_Work task_
Tally the lines in the listing below that contain "questions" and report the tally alone.

━━━ Material supplied ━━━

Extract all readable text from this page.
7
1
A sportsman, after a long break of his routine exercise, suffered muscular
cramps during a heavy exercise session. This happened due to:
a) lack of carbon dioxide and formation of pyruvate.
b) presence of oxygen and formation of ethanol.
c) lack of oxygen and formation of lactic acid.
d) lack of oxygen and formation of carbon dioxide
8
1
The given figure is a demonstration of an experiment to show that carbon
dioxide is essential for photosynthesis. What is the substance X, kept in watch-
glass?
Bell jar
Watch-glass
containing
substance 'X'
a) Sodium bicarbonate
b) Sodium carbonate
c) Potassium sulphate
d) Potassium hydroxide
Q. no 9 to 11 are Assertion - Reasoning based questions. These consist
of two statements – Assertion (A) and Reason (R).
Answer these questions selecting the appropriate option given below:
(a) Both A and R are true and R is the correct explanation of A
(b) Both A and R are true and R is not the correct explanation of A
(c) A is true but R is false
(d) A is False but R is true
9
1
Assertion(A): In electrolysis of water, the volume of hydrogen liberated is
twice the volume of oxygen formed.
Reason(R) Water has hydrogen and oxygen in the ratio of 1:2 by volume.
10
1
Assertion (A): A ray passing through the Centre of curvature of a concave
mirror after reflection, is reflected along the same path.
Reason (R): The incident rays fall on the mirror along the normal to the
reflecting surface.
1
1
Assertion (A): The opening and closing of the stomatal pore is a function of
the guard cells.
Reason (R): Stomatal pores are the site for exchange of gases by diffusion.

━━━
━━━ Material supplied ━━━

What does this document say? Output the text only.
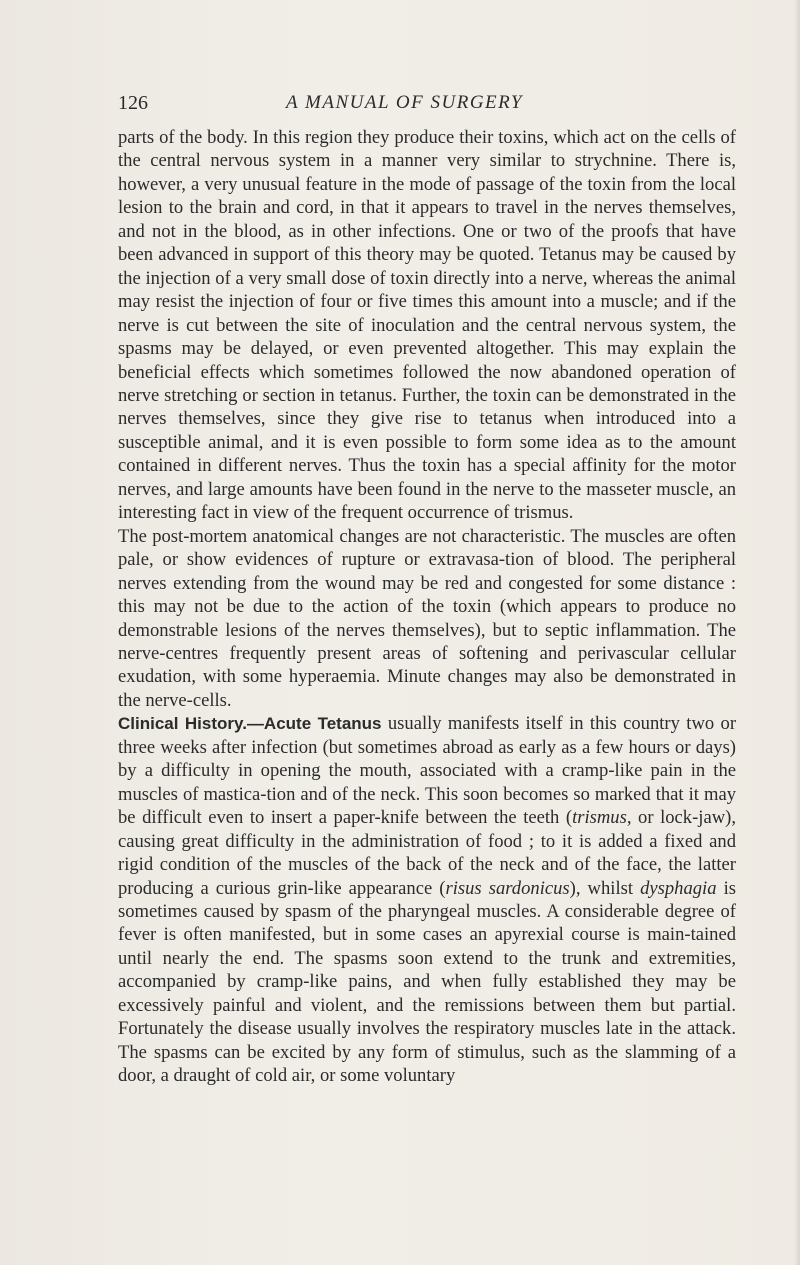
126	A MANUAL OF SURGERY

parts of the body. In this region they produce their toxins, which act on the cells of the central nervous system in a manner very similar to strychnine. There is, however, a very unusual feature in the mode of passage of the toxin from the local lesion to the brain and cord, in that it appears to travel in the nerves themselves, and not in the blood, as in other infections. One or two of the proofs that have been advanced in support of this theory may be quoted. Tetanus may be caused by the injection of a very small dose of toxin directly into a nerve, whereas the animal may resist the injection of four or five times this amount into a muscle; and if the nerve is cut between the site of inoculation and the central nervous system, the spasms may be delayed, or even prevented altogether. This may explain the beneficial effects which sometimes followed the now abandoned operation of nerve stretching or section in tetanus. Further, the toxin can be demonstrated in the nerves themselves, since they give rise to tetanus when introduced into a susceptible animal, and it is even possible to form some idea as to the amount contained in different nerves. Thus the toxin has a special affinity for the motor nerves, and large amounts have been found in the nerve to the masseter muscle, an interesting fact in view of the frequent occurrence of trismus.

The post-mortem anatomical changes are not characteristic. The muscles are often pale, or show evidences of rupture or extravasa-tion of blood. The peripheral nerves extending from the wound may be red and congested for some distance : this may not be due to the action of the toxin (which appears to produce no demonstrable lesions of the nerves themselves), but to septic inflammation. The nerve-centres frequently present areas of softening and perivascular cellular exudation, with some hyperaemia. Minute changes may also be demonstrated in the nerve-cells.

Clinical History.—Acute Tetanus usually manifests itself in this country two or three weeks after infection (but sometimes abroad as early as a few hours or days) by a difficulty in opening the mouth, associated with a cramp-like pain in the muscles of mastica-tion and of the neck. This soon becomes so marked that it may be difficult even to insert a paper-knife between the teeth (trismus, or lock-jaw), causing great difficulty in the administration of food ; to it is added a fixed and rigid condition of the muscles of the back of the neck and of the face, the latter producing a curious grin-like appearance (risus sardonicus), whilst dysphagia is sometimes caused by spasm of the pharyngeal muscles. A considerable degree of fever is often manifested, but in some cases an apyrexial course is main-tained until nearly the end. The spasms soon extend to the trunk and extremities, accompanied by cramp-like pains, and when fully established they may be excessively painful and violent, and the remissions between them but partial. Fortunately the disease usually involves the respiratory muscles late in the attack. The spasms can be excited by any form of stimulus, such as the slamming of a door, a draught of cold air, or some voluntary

━━━

_Output_
2